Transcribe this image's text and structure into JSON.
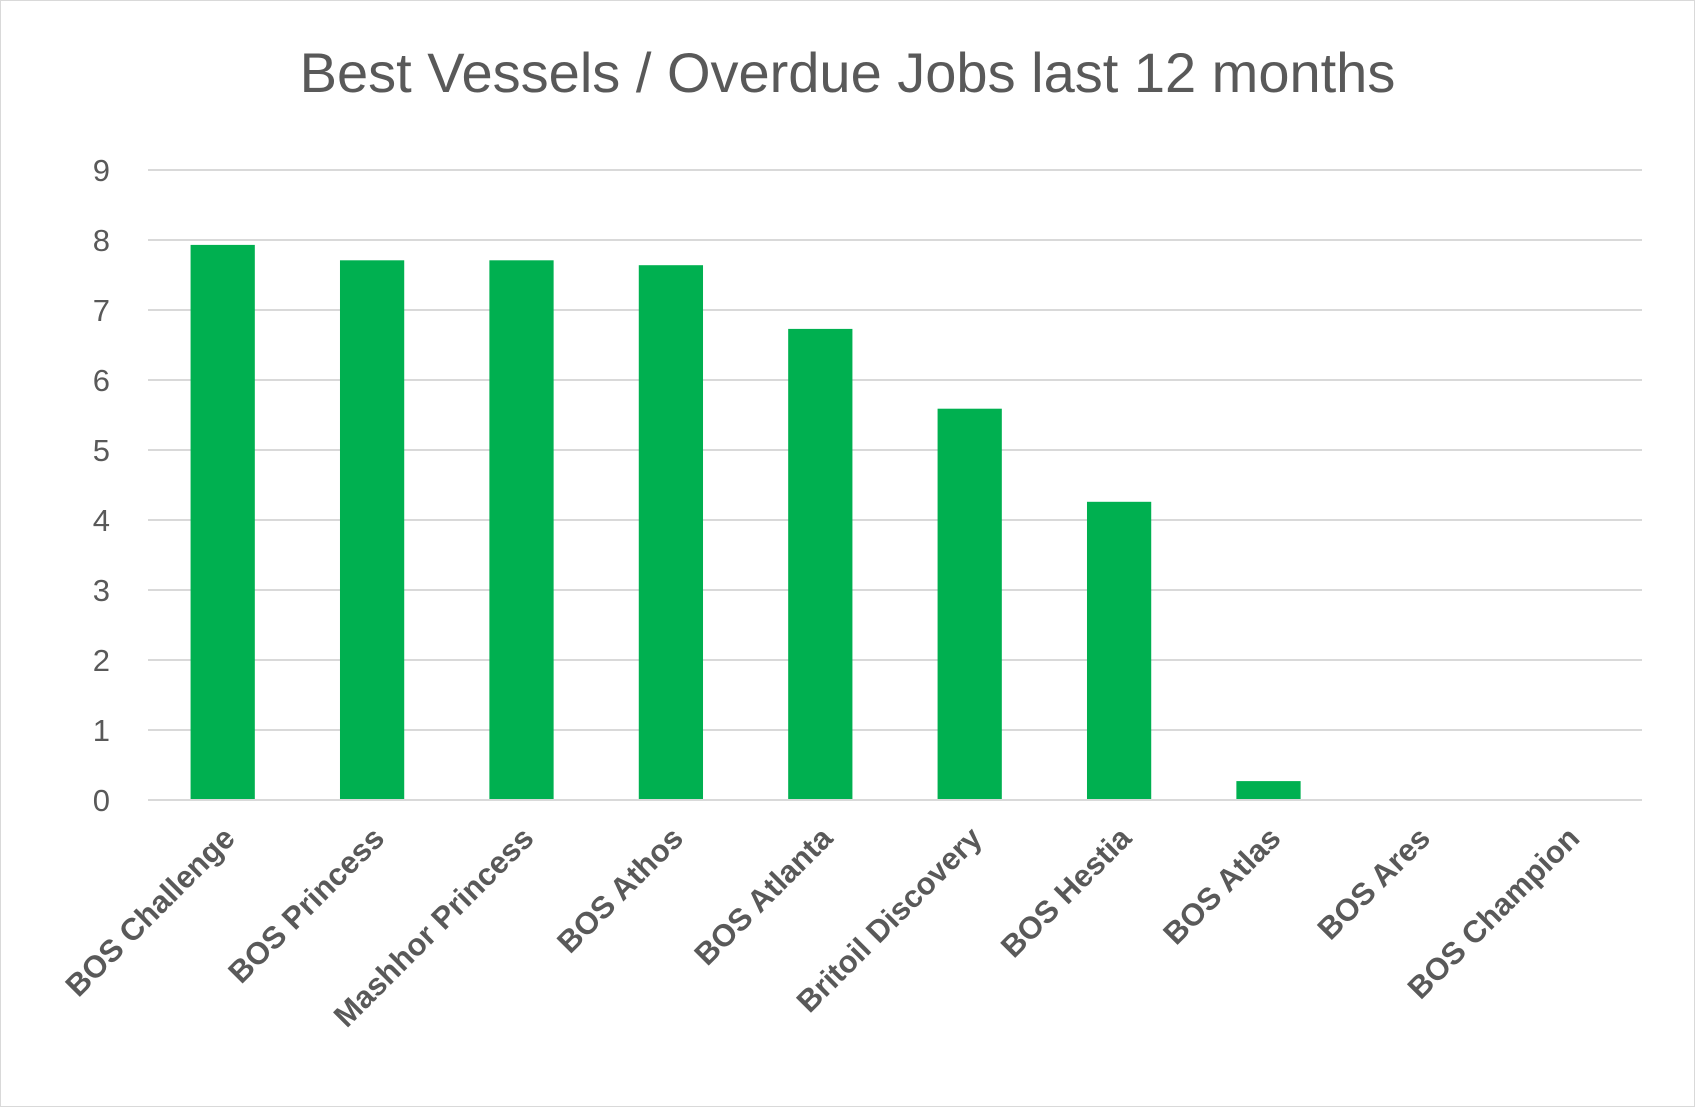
{
  "chart_data": {
    "type": "bar",
    "title": "Best Vessels / Overdue Jobs last 12 months",
    "xlabel": "",
    "ylabel": "",
    "categories": [
      "BOS Challenge",
      "BOS Princess",
      "Mashhor Princess",
      "BOS Athos",
      "BOS Atlanta",
      "Britoil Discovery",
      "BOS Hestia",
      "BOS Atlas",
      "BOS Ares",
      "BOS Champion"
    ],
    "values": [
      7.93,
      7.71,
      7.71,
      7.64,
      6.73,
      5.59,
      4.26,
      0.27,
      0,
      0
    ],
    "ylim": [
      0,
      9
    ],
    "yticks": [
      0,
      1,
      2,
      3,
      4,
      5,
      6,
      7,
      8,
      9
    ],
    "grid": true,
    "legend": "none",
    "colors": {
      "bar": "#00b050",
      "grid": "#d9d9d9",
      "text": "#595959"
    }
  }
}
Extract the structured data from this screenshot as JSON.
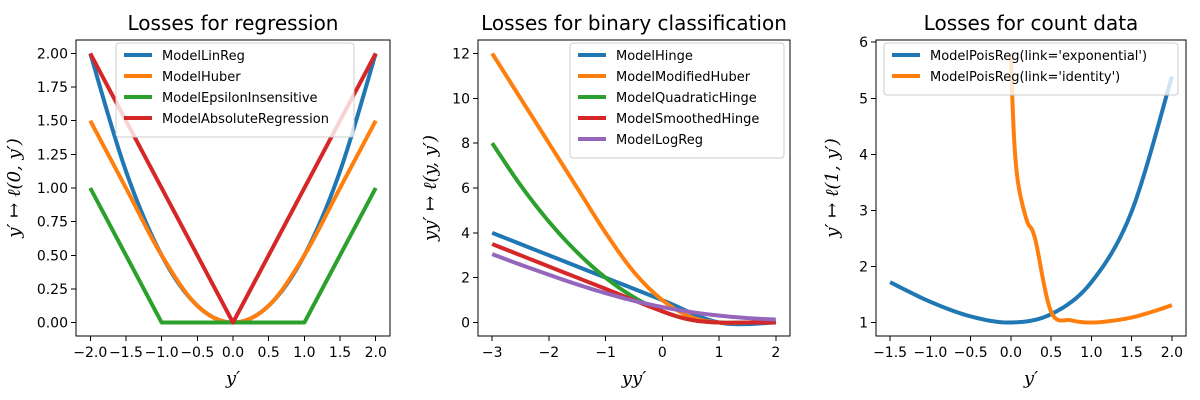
{
  "chart_data": [
    {
      "type": "line",
      "title": "Losses for regression",
      "xlabel": "y′",
      "ylabel": "y′ ↦ ℓ(0, y′)",
      "xlim": [
        -2.2,
        2.2
      ],
      "ylim": [
        -0.1,
        2.1
      ],
      "xticks": [
        -2.0,
        -1.5,
        -1.0,
        -0.5,
        0.0,
        0.5,
        1.0,
        1.5,
        2.0
      ],
      "xtick_labels": [
        "−2.0",
        "−1.5",
        "−1.0",
        "−0.5",
        "0.0",
        "0.5",
        "1.0",
        "1.5",
        "2.0"
      ],
      "yticks": [
        0.0,
        0.25,
        0.5,
        0.75,
        1.0,
        1.25,
        1.5,
        1.75,
        2.0
      ],
      "ytick_labels": [
        "0.00",
        "0.25",
        "0.50",
        "0.75",
        "1.00",
        "1.25",
        "1.50",
        "1.75",
        "2.00"
      ],
      "legend_position": "top-right",
      "series": [
        {
          "name": "ModelLinReg",
          "color": "#1f77b4",
          "x": [
            -2.0,
            -1.5,
            -1.0,
            -0.5,
            0.0,
            0.5,
            1.0,
            1.5,
            2.0
          ],
          "y": [
            2.0,
            1.125,
            0.5,
            0.125,
            0.0,
            0.125,
            0.5,
            1.125,
            2.0
          ]
        },
        {
          "name": "ModelHuber",
          "color": "#ff7f0e",
          "x": [
            -2.0,
            -1.5,
            -1.0,
            -0.5,
            0.0,
            0.5,
            1.0,
            1.5,
            2.0
          ],
          "y": [
            1.5,
            1.0,
            0.5,
            0.125,
            0.0,
            0.125,
            0.5,
            1.0,
            1.5
          ]
        },
        {
          "name": "ModelEpsilonInsensitive",
          "color": "#2ca02c",
          "x": [
            -2.0,
            -1.0,
            0.0,
            1.0,
            2.0
          ],
          "y": [
            1.0,
            0.0,
            0.0,
            0.0,
            1.0
          ]
        },
        {
          "name": "ModelAbsoluteRegression",
          "color": "#d62728",
          "x": [
            -2.0,
            0.0,
            2.0
          ],
          "y": [
            2.0,
            0.0,
            2.0
          ]
        }
      ]
    },
    {
      "type": "line",
      "title": "Losses for binary classification",
      "xlabel": "yy′",
      "ylabel": "yy′ ↦ ℓ(y, y′)",
      "xlim": [
        -3.25,
        2.25
      ],
      "ylim": [
        -0.6,
        12.6
      ],
      "xticks": [
        -3,
        -2,
        -1,
        0,
        1,
        2
      ],
      "xtick_labels": [
        "−3",
        "−2",
        "−1",
        "0",
        "1",
        "2"
      ],
      "yticks": [
        0,
        2,
        4,
        6,
        8,
        10,
        12
      ],
      "ytick_labels": [
        "0",
        "2",
        "4",
        "6",
        "8",
        "10",
        "12"
      ],
      "legend_position": "top-right",
      "series": [
        {
          "name": "ModelHinge",
          "color": "#1f77b4",
          "x": [
            -3,
            -2,
            -1,
            0,
            1,
            2
          ],
          "y": [
            4,
            3,
            2,
            1,
            0,
            0
          ]
        },
        {
          "name": "ModelModifiedHuber",
          "color": "#ff7f0e",
          "x": [
            -3,
            -2.5,
            -2,
            -1.5,
            -1,
            -0.5,
            0,
            0.5,
            1,
            1.5,
            2
          ],
          "y": [
            12,
            10,
            8,
            6,
            4,
            2.25,
            1,
            0.25,
            0,
            0,
            0
          ]
        },
        {
          "name": "ModelQuadraticHinge",
          "color": "#2ca02c",
          "x": [
            -3,
            -2.5,
            -2,
            -1.5,
            -1,
            -0.5,
            0,
            0.5,
            1,
            1.5,
            2
          ],
          "y": [
            8,
            6.125,
            4.5,
            3.125,
            2,
            1.125,
            0.5,
            0.125,
            0,
            0,
            0
          ]
        },
        {
          "name": "ModelSmoothedHinge",
          "color": "#d62728",
          "x": [
            -3,
            -2,
            -1,
            0,
            0.5,
            1,
            1.5,
            2
          ],
          "y": [
            3.5,
            2.5,
            1.5,
            0.5,
            0.125,
            0,
            0,
            0
          ]
        },
        {
          "name": "ModelLogReg",
          "color": "#9467bd",
          "x": [
            -3,
            -2.5,
            -2,
            -1.5,
            -1,
            -0.5,
            0,
            0.5,
            1,
            1.5,
            2
          ],
          "y": [
            3.05,
            2.58,
            2.13,
            1.7,
            1.31,
            0.97,
            0.69,
            0.47,
            0.31,
            0.2,
            0.13
          ]
        }
      ]
    },
    {
      "type": "line",
      "title": "Losses for count data",
      "xlabel": "y′",
      "ylabel": "y′ ↦ ℓ(1, y′)",
      "xlim": [
        -1.675,
        2.175
      ],
      "ylim": [
        0.76,
        6.04
      ],
      "xticks": [
        -1.5,
        -1.0,
        -0.5,
        0.0,
        0.5,
        1.0,
        1.5,
        2.0
      ],
      "xtick_labels": [
        "−1.5",
        "−1.0",
        "−0.5",
        "0.0",
        "0.5",
        "1.0",
        "1.5",
        "2.0"
      ],
      "yticks": [
        1,
        2,
        3,
        4,
        5,
        6
      ],
      "ytick_labels": [
        "1",
        "2",
        "3",
        "4",
        "5",
        "6"
      ],
      "legend_position": "top-left",
      "series": [
        {
          "name": "ModelPoisReg(link='exponential')",
          "color": "#1f77b4",
          "x": [
            -1.5,
            -1.0,
            -0.5,
            0.0,
            0.5,
            1.0,
            1.5,
            2.0
          ],
          "y": [
            1.72,
            1.37,
            1.11,
            1.0,
            1.15,
            1.72,
            2.98,
            5.39
          ]
        },
        {
          "name": "ModelPoisReg(link='identity')",
          "color": "#ff7f0e",
          "x": [
            0.0,
            0.02,
            0.05,
            0.1,
            0.2,
            0.3,
            0.5,
            0.75,
            1.0,
            1.25,
            1.5,
            1.75,
            2.0
          ],
          "y": [
            5.8,
            4.93,
            4.05,
            3.4,
            2.81,
            2.5,
            1.19,
            1.04,
            1.0,
            1.03,
            1.09,
            1.19,
            1.31
          ]
        }
      ]
    }
  ]
}
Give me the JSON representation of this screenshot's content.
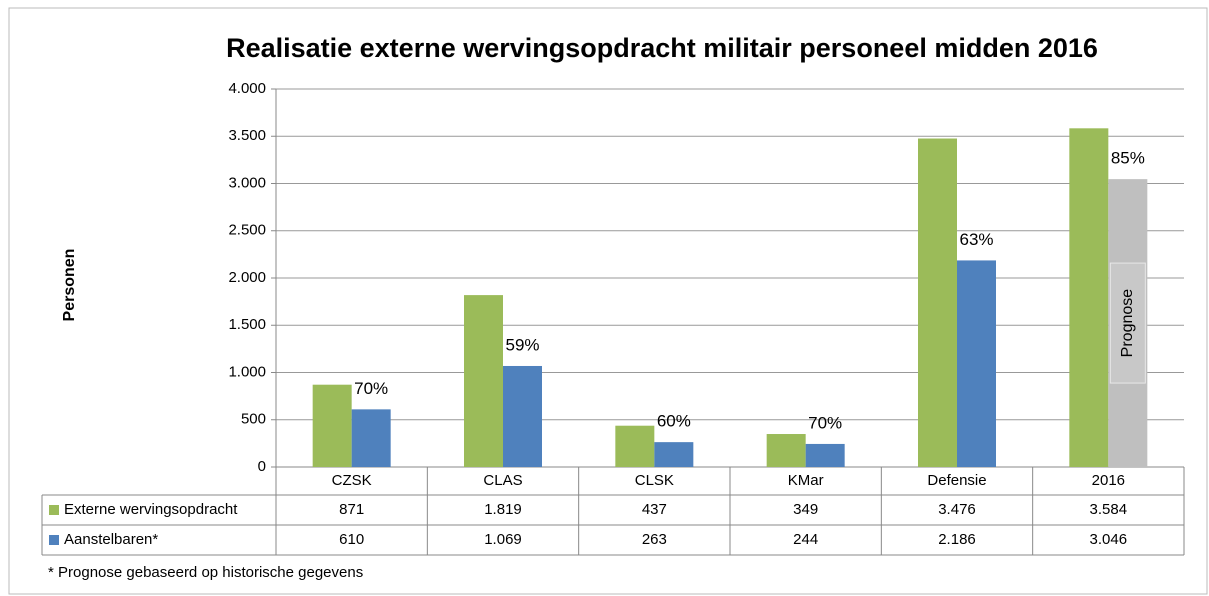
{
  "chart_data": {
    "type": "bar",
    "title": "Realisatie externe wervingsopdracht militair personeel midden 2016",
    "y_label": "Personen",
    "categories": [
      "CZSK",
      "CLAS",
      "CLSK",
      "KMar",
      "Defensie",
      "2016"
    ],
    "series": [
      {
        "name": "Externe wervingsopdracht",
        "color": "#9bbb59",
        "values": [
          871,
          1819,
          437,
          349,
          3476,
          3584
        ],
        "value_labels": [
          "871",
          "1.819",
          "437",
          "349",
          "3.476",
          "3.584"
        ]
      },
      {
        "name": "Aanstelbaren*",
        "color": "#4f81bd",
        "colors": [
          "#4f81bd",
          "#4f81bd",
          "#4f81bd",
          "#4f81bd",
          "#4f81bd",
          "#bfbfbf"
        ],
        "values": [
          610,
          1069,
          263,
          244,
          2186,
          3046
        ],
        "value_labels": [
          "610",
          "1.069",
          "263",
          "244",
          "2.186",
          "3.046"
        ]
      }
    ],
    "percentages": [
      70,
      59,
      60,
      70,
      63,
      85
    ],
    "percentage_labels": [
      "70%",
      "59%",
      "60%",
      "70%",
      "63%",
      "85%"
    ],
    "bar_note": "Prognose",
    "footnote": "* Prognose gebaseerd op historische gegevens",
    "ylim": [
      0,
      4000
    ],
    "yticks": [
      0,
      500,
      {
        "value": 1000,
        "label": "1.000"
      },
      {
        "value": 1500,
        "label": "1.500"
      },
      {
        "value": 2000,
        "label": "2.000"
      },
      {
        "value": 2500,
        "label": "2.500"
      },
      {
        "value": 3000,
        "label": "3.000"
      },
      {
        "value": 3500,
        "label": "3.500"
      },
      {
        "value": 4000,
        "label": "4.000"
      }
    ],
    "grid": true
  }
}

> **TASK OBJECTIVE**
Reply with the number of lines in the material above that contain "JSON", and nothing more.

> **RESULT FOR THIS EXERCISE**
3